## Belge:
##########
İstanbul Büyükşehir Belediyesi (İBB), Beyoğlu’nun, kaderine terk edilmiş sembol yapılarından tarihi Botter Apartmanı’nda restorasyon başlattı. Bina, CASA Botter adıyla tasarım ve sanat merkezi olarak hizmet verecek. İBB Genel Sekreter Yardımcısı Mahir Polat, restorasyon çalışmaları sırasında teftişe uğradıklarını açıkladı.
Sultan II. Abdülhamid tarafından sarayın resmi terzisi Hollandalı Maison Jean Botter için yapılan binanın restorasyon çalışmalarının başlangıç töreni dün İBB Miras tarafından gerçekleştirildi.
##########
## Verilen satırlar:
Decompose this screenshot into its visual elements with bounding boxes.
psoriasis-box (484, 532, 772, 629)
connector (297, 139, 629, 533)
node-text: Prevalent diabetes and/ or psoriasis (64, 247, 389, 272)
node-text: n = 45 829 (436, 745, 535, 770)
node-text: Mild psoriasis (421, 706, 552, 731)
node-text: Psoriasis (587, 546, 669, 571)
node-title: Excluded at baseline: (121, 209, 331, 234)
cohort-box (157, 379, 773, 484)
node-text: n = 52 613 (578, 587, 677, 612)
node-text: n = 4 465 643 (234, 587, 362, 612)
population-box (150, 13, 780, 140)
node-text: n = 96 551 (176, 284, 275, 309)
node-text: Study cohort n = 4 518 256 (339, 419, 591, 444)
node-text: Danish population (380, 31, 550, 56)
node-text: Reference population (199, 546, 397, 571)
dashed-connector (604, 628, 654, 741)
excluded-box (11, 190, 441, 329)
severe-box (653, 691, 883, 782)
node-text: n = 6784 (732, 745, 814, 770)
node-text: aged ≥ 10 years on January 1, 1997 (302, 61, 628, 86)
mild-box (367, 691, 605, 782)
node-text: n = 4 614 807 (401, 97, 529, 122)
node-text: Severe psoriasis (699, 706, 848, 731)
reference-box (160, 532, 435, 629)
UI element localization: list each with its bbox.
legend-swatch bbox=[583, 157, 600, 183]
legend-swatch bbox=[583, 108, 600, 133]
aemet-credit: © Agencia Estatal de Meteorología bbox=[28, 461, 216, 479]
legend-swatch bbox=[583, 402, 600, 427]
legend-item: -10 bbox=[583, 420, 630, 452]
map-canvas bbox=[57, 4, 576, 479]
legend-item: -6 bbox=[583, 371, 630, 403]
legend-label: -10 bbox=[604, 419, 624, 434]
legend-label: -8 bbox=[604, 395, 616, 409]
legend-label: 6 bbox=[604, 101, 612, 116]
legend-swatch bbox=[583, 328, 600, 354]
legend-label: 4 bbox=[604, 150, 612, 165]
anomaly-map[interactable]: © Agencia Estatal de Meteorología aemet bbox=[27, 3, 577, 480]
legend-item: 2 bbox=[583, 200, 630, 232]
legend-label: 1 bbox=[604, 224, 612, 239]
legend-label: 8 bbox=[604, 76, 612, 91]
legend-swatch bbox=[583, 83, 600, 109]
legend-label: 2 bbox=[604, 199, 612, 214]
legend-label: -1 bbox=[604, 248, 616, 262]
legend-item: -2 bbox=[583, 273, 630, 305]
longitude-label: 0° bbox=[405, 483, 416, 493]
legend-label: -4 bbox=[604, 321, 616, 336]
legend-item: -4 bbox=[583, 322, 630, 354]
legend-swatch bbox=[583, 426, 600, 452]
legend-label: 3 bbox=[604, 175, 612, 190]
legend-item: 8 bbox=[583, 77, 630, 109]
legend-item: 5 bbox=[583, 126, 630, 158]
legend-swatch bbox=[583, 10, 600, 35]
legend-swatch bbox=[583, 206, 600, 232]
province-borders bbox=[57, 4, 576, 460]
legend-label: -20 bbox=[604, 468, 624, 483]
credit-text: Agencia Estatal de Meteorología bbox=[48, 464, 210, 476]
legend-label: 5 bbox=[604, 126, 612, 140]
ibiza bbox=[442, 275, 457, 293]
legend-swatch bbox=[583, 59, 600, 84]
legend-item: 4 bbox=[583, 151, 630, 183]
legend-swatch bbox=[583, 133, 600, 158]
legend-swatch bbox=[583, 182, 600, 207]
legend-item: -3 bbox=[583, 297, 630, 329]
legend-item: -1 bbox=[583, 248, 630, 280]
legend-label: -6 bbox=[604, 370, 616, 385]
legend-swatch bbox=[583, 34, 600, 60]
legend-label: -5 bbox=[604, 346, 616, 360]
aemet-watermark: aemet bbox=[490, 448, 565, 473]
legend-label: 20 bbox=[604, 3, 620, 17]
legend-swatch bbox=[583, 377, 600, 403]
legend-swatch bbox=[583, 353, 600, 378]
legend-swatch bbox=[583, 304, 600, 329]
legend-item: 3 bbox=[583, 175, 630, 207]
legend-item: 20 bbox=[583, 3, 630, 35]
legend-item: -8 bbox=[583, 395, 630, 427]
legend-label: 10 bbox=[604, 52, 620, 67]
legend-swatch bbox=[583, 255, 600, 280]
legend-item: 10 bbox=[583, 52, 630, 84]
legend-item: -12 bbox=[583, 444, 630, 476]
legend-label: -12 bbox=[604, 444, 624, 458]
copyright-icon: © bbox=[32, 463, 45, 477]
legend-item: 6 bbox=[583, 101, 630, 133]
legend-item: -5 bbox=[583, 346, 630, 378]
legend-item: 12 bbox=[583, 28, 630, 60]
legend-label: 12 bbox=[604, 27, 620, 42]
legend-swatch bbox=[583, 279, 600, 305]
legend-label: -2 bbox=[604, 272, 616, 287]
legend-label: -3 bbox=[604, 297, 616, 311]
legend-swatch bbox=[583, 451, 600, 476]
##########
Botter Apartmanı'nın restorasyonunu anlatan belgeyi son cümlesinden sonra sürdürür müsünüz?

## Beklenen yanıt:
Osmanlı’nın ilk ‘Art Nouveau’ binası
İBB Miras’ın, İstanbul’un 1200 noktasında çalışma yürüttüğü bilgisini de paylaşan İmamoğlu, Botter Apartmanı’nın Osmanlı’nın ilk ‘Art Nouveau‘ üslubundaki binası olduğunu belirterek şöyle devam etti: “Aynı zamanda Avrupa moda esintilerini de Pera’ya taşıyan ilk moda evi diye tarif edebileceğimiz bir bina. Botter Moda Evi, 1900-19001 yıllarına tarihlenen bu apartmanda açılıyor. Aslında bu bile büyük heyecan duymamıza vesile. Düşünsenize, 123 sene önce burada dünya çapında bir moda evi açılıyor. Bu değerli yapının çok metruk bir halde olduğunu arkadaşlarımın tespit ettiğini, cephe çalışmalarına başladığını ve süreci burada analiz ettiklerini biliyordum. Sonrasında özellikle mülk sahipleriyle yapılan çok şeffaf, çok katılımcı, çok akılcı, çok iyi niyetli bir sürecin izlenmesiyle el sıkıştık. Ve burada gerçekten İstanbul adına çok kıymetli, çok özel bir işi yaptık.”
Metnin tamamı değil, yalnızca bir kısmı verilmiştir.